Written problem: Quote all of the data that follows exactly as written, skipping the images.

---------- Records for this exercise

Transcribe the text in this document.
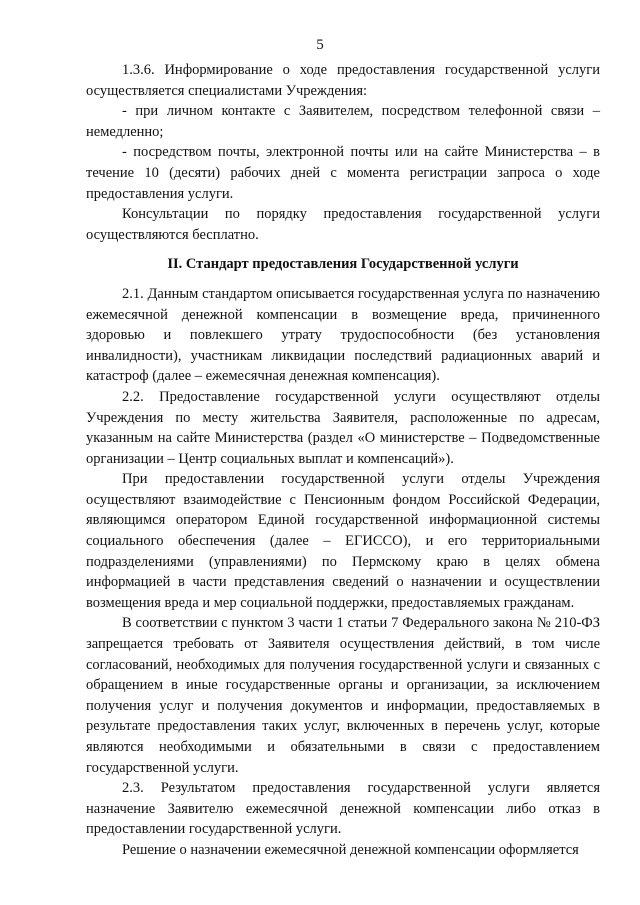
5

1.3.6. Информирование о ходе предоставления государственной услуги осуществляется специалистами Учреждения:

- при личном контакте с Заявителем, посредством телефонной связи – немедленно;

- посредством почты, электронной почты или на сайте Министерства – в течение 10 (десяти) рабочих дней с момента регистрации запроса о ходе предоставления услуги.

Консультации по порядку предоставления государственной услуги осуществляются бесплатно.

II. Стандарт предоставления Государственной услуги

2.1. Данным стандартом описывается государственная услуга по назначению ежемесячной денежной компенсации в возмещение вреда, причиненного здоровью и повлекшего утрату трудоспособности (без установления инвалидности), участникам ликвидации последствий радиационных аварий и катастроф (далее – ежемесячная денежная компенсация).

2.2. Предоставление государственной услуги осуществляют отделы Учреждения по месту жительства Заявителя, расположенные по адресам, указанным на сайте Министерства (раздел «О министерстве – Подведомственные организации – Центр социальных выплат и компенсаций»).

При предоставлении государственной услуги отделы Учреждения осуществляют взаимодействие с Пенсионным фондом Российской Федерации, являющимся оператором Единой государственной информационной системы социального обеспечения (далее – ЕГИССО), и его территориальными подразделениями (управлениями) по Пермскому краю в целях обмена информацией в части представления сведений о назначении и осуществлении возмещения вреда и мер социальной поддержки, предоставляемых гражданам.

В соответствии с пунктом 3 части 1 статьи 7 Федерального закона № 210-ФЗ запрещается требовать от Заявителя осуществления действий, в том числе согласований, необходимых для получения государственной услуги и связанных с обращением в иные государственные органы и организации, за исключением получения услуг и получения документов и информации, предоставляемых в результате предоставления таких услуг, включенных в перечень услуг, которые являются необходимыми и обязательными в связи с предоставлением государственной услуги.

2.3. Результатом предоставления государственной услуги является назначение Заявителю ежемесячной денежной компенсации либо отказ в предоставлении государственной услуги.

Решение о назначении ежемесячной денежной компенсации оформляется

--------------------

Correct response:
Transcribe the text in this document.
5

1.3.6. Информирование о ходе предоставления государственной услуги осуществляется специалистами Учреждения:

- при личном контакте с Заявителем, посредством телефонной связи – немедленно;

- посредством почты, электронной почты или на сайте Министерства – в течение 10 (десяти) рабочих дней с момента регистрации запроса о ходе предоставления услуги.

Консультации по порядку предоставления государственной услуги осуществляются бесплатно.

II. Стандарт предоставления Государственной услуги

2.1. Данным стандартом описывается государственная услуга по назначению ежемесячной денежной компенсации в возмещение вреда, причиненного здоровью и повлекшего утрату трудоспособности (без установления инвалидности), участникам ликвидации последствий радиационных аварий и катастроф (далее – ежемесячная денежная компенсация).

2.2. Предоставление государственной услуги осуществляют отделы Учреждения по месту жительства Заявителя, расположенные по адресам, указанным на сайте Министерства (раздел «О министерстве – Подведомственные организации – Центр социальных выплат и компенсаций»).

При предоставлении государственной услуги отделы Учреждения осуществляют взаимодействие с Пенсионным фондом Российской Федерации, являющимся оператором Единой государственной информационной системы социального обеспечения (далее – ЕГИССО), и его территориальными подразделениями (управлениями) по Пермскому краю в целях обмена информацией в части представления сведений о назначении и осуществлении возмещения вреда и мер социальной поддержки, предоставляемых гражданам.

В соответствии с пунктом 3 части 1 статьи 7 Федерального закона № 210-ФЗ запрещается требовать от Заявителя осуществления действий, в том числе согласований, необходимых для получения государственной услуги и связанных с обращением в иные государственные органы и организации, за исключением получения услуг и получения документов и информации, предоставляемых в результате предоставления таких услуг, включенных в перечень услуг, которые являются необходимыми и обязательными в связи с предоставлением государственной услуги.

2.3. Результатом предоставления государственной услуги является назначение Заявителю ежемесячной денежной компенсации либо отказ в предоставлении государственной услуги.

Решение о назначении ежемесячной денежной компенсации оформляется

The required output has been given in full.